Items:
- - - - -

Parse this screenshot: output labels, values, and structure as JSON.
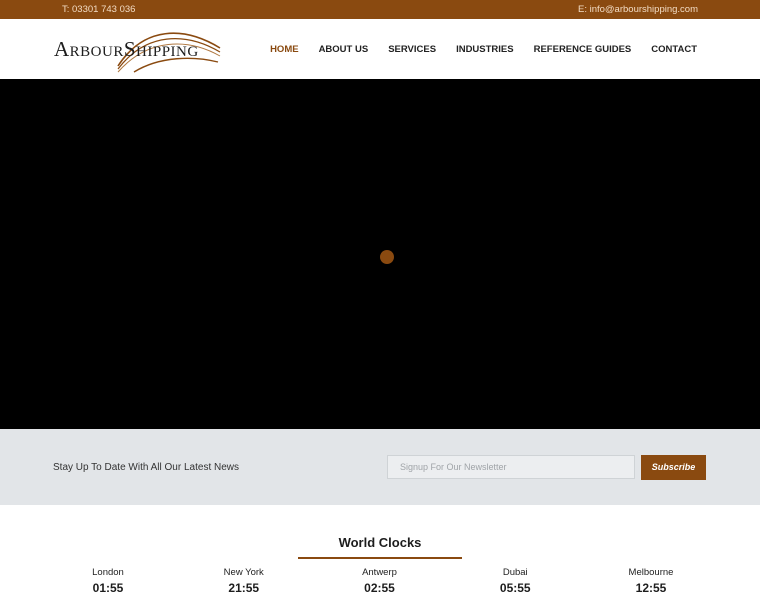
{
  "topbar": {
    "phone": "T: 03301 743 036",
    "email": "E: info@arbourshipping.com"
  },
  "header": {
    "logo_text": "ArbourShipping",
    "nav": [
      {
        "label": "HOME",
        "active": true
      },
      {
        "label": "ABOUT US",
        "active": false
      },
      {
        "label": "SERVICES",
        "active": false
      },
      {
        "label": "INDUSTRIES",
        "active": false
      },
      {
        "label": "REFERENCE GUIDES",
        "active": false
      },
      {
        "label": "CONTACT",
        "active": false
      }
    ]
  },
  "newsletter": {
    "label": "Stay Up To Date With All Our Latest News",
    "placeholder": "Signup For Our Newsletter",
    "button": "Subscribe"
  },
  "clocks": {
    "title": "World Clocks",
    "items": [
      {
        "city": "London",
        "time": "01:55"
      },
      {
        "city": "New York",
        "time": "21:55"
      },
      {
        "city": "Antwerp",
        "time": "02:55"
      },
      {
        "city": "Dubai",
        "time": "05:55"
      },
      {
        "city": "Melbourne",
        "time": "12:55"
      }
    ]
  },
  "colors": {
    "brand": "#8a4a10",
    "band": "#e2e5e8"
  }
}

- - - - -

Tally how many lines of the records hold the word "city". Answer with the number only.

Solution:
5